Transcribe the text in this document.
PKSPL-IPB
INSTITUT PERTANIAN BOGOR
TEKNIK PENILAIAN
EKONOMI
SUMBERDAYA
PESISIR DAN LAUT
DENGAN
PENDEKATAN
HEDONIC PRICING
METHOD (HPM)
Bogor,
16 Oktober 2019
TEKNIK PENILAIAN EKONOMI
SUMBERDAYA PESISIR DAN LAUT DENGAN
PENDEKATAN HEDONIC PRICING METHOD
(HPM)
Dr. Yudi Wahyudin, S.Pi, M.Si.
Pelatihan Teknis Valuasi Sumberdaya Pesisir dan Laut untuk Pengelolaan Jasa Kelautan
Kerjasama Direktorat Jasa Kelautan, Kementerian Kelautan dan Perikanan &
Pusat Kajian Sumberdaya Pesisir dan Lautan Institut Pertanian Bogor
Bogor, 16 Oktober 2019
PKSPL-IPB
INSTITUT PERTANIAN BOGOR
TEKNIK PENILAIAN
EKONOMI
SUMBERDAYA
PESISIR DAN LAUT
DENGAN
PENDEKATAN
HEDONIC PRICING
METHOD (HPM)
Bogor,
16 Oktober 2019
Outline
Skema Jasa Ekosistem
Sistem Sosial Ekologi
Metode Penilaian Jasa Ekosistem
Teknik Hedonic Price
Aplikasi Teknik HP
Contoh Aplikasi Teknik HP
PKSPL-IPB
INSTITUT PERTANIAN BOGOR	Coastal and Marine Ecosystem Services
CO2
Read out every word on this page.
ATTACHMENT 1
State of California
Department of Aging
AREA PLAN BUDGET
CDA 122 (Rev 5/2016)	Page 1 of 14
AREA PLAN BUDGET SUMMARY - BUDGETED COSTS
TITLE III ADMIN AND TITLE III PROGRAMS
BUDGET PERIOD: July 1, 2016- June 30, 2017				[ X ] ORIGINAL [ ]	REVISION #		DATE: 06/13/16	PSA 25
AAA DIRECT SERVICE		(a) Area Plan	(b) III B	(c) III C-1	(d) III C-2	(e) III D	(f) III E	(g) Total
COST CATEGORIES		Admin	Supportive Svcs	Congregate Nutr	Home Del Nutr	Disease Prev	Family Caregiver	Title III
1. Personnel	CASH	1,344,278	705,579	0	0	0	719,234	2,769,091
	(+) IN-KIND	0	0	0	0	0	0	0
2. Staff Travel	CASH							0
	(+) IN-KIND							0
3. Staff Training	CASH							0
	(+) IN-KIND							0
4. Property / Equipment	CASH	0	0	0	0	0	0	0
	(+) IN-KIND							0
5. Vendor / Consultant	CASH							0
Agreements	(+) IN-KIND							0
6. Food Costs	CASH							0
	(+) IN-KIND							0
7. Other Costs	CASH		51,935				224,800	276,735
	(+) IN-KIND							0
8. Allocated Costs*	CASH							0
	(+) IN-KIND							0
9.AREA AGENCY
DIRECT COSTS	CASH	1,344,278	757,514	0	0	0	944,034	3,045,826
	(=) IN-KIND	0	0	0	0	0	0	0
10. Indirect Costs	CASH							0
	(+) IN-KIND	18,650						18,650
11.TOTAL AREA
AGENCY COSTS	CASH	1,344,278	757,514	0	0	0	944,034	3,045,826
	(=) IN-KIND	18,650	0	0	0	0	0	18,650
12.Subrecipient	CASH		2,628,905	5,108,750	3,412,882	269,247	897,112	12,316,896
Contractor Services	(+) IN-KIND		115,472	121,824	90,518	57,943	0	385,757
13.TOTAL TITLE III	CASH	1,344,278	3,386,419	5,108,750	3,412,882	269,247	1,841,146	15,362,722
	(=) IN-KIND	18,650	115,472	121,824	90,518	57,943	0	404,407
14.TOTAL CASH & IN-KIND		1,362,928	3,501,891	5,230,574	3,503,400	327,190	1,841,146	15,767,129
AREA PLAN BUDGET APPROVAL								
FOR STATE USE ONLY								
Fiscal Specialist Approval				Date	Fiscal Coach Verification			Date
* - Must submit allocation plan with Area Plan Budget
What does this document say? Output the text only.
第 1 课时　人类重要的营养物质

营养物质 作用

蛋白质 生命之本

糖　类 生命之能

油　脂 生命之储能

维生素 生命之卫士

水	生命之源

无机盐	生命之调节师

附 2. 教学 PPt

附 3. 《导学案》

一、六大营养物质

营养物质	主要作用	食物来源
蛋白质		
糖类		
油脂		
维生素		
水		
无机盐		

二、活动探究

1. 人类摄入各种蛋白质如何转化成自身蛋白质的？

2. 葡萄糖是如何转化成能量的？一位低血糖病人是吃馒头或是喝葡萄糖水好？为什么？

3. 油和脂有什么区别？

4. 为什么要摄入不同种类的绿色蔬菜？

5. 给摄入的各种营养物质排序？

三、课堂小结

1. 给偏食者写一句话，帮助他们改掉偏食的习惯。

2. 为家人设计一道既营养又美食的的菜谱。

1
● ● ● ● ●
Exact copies of all the records are required.

Transcribe the text in this document.
PKSPL-IPB
INSTITUT PERTANIAN BOGOR
TEKNIK PENILAIAN
EKONOMI
SUMBERDAYA
PESISIR DAN LAUT
DENGAN
PENDEKATAN
HEDONIC PRICING
METHOD (HPM)
Bogor,
16 Oktober 2019
TEKNIK PENILAIAN EKONOMI
SUMBERDAYA PESISIR DAN LAUT DENGAN
PENDEKATAN HEDONIC PRICING METHOD
(HPM)
Dr. Yudi Wahyudin, S.Pi, M.Si.
Pelatihan Teknis Valuasi Sumberdaya Pesisir dan Laut untuk Pengelolaan Jasa Kelautan
Kerjasama Direktorat Jasa Kelautan, Kementerian Kelautan dan Perikanan &
Pusat Kajian Sumberdaya Pesisir dan Lautan Institut Pertanian Bogor
Bogor, 16 Oktober 2019
PKSPL-IPB
INSTITUT PERTANIAN BOGOR
TEKNIK PENILAIAN
EKONOMI
SUMBERDAYA
PESISIR DAN LAUT
DENGAN
PENDEKATAN
HEDONIC PRICING
METHOD (HPM)
Bogor,
16 Oktober 2019
Outline
Skema Jasa Ekosistem
Sistem Sosial Ekologi
Metode Penilaian Jasa Ekosistem
Teknik Hedonic Price
Aplikasi Teknik HP
Contoh Aplikasi Teknik HP
PKSPL-IPB
INSTITUT PERTANIAN BOGOR	Coastal and Marine Ecosystem Services
CO2
Read out every word on this page.
ATTACHMENT 1
State of California
Department of Aging
AREA PLAN BUDGET
CDA 122 (Rev 5/2016)	Page 1 of 14
AREA PLAN BUDGET SUMMARY - BUDGETED COSTS
TITLE III ADMIN AND TITLE III PROGRAMS
BUDGET PERIOD: July 1, 2016- June 30, 2017				[ X ] ORIGINAL [ ]	REVISION #		DATE: 06/13/16	PSA 25
AAA DIRECT SERVICE		(a) Area Plan	(b) III B	(c) III C-1	(d) III C-2	(e) III D	(f) III E	(g) Total
COST CATEGORIES		Admin	Supportive Svcs	Congregate Nutr	Home Del Nutr	Disease Prev	Family Caregiver	Title III
1. Personnel	CASH	1,344,278	705,579	0	0	0	719,234	2,769,091
	(+) IN-KIND	0	0	0	0	0	0	0
2. Staff Travel	CASH							0
	(+) IN-KIND							0
3. Staff Training	CASH							0
	(+) IN-KIND							0
4. Property / Equipment	CASH	0	0	0	0	0	0	0
	(+) IN-KIND							0
5. Vendor / Consultant	CASH							0
Agreements	(+) IN-KIND							0
6. Food Costs	CASH							0
	(+) IN-KIND							0
7. Other Costs	CASH		51,935				224,800	276,735
	(+) IN-KIND							0
8. Allocated Costs*	CASH							0
	(+) IN-KIND							0
9.AREA AGENCY
DIRECT COSTS	CASH	1,344,278	757,514	0	0	0	944,034	3,045,826
	(=) IN-KIND	0	0	0	0	0	0	0
10. Indirect Costs	CASH							0
	(+) IN-KIND	18,650						18,650
11.TOTAL AREA
AGENCY COSTS	CASH	1,344,278	757,514	0	0	0	944,034	3,045,826
	(=) IN-KIND	18,650	0	0	0	0	0	18,650
12.Subrecipient	CASH		2,628,905	5,108,750	3,412,882	269,247	897,112	12,316,896
Contractor Services	(+) IN-KIND		115,472	121,824	90,518	57,943	0	385,757
13.TOTAL TITLE III	CASH	1,344,278	3,386,419	5,108,750	3,412,882	269,247	1,841,146	15,362,722
	(=) IN-KIND	18,650	115,472	121,824	90,518	57,943	0	404,407
14.TOTAL CASH & IN-KIND		1,362,928	3,501,891	5,230,574	3,503,400	327,190	1,841,146	15,767,129
AREA PLAN BUDGET APPROVAL								
FOR STATE USE ONLY								
Fiscal Specialist Approval				Date	Fiscal Coach Verification			Date
* - Must submit allocation plan with Area Plan Budget
What does this document say? Output the text only.
第 1 课时　人类重要的营养物质

营养物质 作用

蛋白质 生命之本

糖　类 生命之能

油　脂 生命之储能

维生素 生命之卫士

水	生命之源

无机盐	生命之调节师

附 2. 教学 PPt

附 3. 《导学案》

一、六大营养物质

营养物质	主要作用	食物来源
蛋白质		
糖类		
油脂		
维生素		
水		
无机盐		

二、活动探究

1. 人类摄入各种蛋白质如何转化成自身蛋白质的？

2. 葡萄糖是如何转化成能量的？一位低血糖病人是吃馒头或是喝葡萄糖水好？为什么？

3. 油和脂有什么区别？

4. 为什么要摄入不同种类的绿色蔬菜？

5. 给摄入的各种营养物质排序？

三、课堂小结

1. 给偏食者写一句话，帮助他们改掉偏食的习惯。

2. 为家人设计一道既营养又美食的的菜谱。

1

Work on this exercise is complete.